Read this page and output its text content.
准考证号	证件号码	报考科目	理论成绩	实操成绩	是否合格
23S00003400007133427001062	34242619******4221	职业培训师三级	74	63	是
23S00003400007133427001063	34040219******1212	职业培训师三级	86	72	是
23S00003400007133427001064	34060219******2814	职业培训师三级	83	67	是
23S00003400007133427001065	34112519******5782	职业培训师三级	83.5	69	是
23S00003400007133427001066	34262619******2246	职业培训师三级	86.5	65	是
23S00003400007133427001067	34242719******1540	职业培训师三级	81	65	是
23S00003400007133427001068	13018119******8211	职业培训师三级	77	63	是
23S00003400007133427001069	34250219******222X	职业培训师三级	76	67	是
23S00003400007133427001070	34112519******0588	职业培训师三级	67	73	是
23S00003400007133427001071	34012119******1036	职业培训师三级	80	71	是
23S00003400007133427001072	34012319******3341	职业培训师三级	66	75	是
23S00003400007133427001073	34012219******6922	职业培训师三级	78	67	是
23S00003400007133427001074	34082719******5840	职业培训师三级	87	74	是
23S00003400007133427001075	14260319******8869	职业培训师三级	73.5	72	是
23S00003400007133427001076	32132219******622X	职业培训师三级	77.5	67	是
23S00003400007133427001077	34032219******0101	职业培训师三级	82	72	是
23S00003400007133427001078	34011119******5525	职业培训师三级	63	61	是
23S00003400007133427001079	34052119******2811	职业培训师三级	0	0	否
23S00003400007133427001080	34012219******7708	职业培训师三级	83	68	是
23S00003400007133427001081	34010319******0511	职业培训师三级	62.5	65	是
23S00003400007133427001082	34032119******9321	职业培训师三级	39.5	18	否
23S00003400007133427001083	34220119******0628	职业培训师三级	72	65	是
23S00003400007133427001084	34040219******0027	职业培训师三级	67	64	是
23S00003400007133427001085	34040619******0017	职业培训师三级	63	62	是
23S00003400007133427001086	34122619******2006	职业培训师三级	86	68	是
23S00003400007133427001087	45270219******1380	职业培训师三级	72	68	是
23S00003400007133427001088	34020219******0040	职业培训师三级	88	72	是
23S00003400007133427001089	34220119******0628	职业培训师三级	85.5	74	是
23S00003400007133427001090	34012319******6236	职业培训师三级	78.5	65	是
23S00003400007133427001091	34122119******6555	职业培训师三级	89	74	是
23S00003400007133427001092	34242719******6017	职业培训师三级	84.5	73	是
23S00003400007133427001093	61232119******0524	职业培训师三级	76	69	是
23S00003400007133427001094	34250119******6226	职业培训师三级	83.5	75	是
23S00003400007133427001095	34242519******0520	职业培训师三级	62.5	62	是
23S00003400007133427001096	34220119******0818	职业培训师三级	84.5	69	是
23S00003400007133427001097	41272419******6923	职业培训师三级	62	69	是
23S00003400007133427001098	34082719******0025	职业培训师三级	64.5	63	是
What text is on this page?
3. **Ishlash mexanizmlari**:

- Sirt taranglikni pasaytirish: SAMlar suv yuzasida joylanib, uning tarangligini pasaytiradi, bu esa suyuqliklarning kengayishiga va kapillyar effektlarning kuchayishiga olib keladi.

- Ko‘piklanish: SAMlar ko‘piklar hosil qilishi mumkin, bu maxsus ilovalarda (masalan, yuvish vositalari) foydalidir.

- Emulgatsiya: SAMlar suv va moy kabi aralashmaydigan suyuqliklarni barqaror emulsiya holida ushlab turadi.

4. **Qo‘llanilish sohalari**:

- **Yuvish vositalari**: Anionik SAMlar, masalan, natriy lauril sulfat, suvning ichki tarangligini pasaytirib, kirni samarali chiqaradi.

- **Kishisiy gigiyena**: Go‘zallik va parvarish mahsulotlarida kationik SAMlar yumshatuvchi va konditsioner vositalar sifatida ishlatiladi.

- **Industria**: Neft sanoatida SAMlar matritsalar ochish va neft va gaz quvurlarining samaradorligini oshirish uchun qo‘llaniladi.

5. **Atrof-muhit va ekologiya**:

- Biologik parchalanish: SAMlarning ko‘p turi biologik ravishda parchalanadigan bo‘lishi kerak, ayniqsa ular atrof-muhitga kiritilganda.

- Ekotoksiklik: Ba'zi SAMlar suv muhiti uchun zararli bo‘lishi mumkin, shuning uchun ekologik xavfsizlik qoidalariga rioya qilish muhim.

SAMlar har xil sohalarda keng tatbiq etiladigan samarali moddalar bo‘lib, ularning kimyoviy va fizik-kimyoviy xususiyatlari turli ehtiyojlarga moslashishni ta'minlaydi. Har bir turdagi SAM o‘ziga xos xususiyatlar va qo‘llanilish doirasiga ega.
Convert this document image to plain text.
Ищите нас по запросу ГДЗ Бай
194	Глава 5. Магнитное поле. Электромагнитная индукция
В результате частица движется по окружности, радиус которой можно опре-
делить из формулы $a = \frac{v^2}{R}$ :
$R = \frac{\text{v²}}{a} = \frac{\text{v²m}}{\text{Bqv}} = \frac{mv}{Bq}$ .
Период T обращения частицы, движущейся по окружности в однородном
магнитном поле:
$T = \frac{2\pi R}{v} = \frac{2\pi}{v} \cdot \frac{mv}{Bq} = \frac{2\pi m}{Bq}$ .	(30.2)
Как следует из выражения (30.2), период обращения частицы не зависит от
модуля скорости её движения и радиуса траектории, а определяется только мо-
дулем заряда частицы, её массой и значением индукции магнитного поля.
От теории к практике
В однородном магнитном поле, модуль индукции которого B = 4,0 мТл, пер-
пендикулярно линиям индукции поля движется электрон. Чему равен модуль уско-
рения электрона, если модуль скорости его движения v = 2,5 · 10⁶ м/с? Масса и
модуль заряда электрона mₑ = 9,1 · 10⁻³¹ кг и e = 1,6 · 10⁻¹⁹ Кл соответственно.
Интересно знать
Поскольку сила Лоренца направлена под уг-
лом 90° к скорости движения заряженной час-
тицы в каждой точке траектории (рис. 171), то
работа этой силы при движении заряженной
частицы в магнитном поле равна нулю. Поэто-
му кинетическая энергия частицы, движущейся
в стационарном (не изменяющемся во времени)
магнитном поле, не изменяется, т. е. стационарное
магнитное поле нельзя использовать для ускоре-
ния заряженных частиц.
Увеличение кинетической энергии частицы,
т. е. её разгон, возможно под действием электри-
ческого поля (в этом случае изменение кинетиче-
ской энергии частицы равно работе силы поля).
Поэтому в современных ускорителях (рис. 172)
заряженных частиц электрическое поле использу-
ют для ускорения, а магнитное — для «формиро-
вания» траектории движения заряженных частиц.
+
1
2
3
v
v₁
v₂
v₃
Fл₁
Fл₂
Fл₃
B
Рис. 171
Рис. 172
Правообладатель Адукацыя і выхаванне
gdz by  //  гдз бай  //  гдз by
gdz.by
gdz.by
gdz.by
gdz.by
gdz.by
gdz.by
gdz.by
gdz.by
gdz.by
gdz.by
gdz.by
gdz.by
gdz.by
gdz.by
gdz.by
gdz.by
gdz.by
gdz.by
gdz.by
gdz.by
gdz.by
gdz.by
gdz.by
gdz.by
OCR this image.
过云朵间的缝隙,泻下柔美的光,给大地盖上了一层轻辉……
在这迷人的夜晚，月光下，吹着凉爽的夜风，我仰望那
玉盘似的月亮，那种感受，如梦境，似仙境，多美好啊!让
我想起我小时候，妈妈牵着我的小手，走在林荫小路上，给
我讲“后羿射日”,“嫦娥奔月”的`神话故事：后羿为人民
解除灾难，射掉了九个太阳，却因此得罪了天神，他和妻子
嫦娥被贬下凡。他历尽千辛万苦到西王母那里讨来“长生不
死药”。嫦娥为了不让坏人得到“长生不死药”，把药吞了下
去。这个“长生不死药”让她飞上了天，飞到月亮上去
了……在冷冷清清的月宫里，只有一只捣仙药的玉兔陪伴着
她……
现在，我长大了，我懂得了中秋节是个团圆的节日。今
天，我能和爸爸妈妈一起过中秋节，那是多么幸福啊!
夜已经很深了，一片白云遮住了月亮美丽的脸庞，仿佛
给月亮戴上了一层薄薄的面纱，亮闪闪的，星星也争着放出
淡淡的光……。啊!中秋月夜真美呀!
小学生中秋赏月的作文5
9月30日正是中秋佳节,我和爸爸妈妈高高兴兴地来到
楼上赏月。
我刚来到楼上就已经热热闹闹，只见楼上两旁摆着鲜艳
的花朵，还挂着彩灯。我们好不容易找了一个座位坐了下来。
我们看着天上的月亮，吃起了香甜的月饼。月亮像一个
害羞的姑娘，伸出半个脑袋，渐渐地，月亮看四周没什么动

Written request: Repeat only the lines from the one holding "OCR this image." through the last line of the data.

Response below:
OCR this image.
过云朵间的缝隙,泻下柔美的光,给大地盖上了一层轻辉……
在这迷人的夜晚，月光下，吹着凉爽的夜风，我仰望那
玉盘似的月亮，那种感受，如梦境，似仙境，多美好啊!让
我想起我小时候，妈妈牵着我的小手，走在林荫小路上，给
我讲“后羿射日”,“嫦娥奔月”的`神话故事：后羿为人民
解除灾难，射掉了九个太阳，却因此得罪了天神，他和妻子
嫦娥被贬下凡。他历尽千辛万苦到西王母那里讨来“长生不
死药”。嫦娥为了不让坏人得到“长生不死药”，把药吞了下
去。这个“长生不死药”让她飞上了天，飞到月亮上去
了……在冷冷清清的月宫里，只有一只捣仙药的玉兔陪伴着
她……
现在，我长大了，我懂得了中秋节是个团圆的节日。今
天，我能和爸爸妈妈一起过中秋节，那是多么幸福啊!
夜已经很深了，一片白云遮住了月亮美丽的脸庞，仿佛
给月亮戴上了一层薄薄的面纱，亮闪闪的，星星也争着放出
淡淡的光……。啊!中秋月夜真美呀!
小学生中秋赏月的作文5
9月30日正是中秋佳节,我和爸爸妈妈高高兴兴地来到
楼上赏月。
我刚来到楼上就已经热热闹闹，只见楼上两旁摆着鲜艳
的花朵，还挂着彩灯。我们好不容易找了一个座位坐了下来。
我们看着天上的月亮，吃起了香甜的月饼。月亮像一个
害羞的姑娘，伸出半个脑袋，渐渐地，月亮看四周没什么动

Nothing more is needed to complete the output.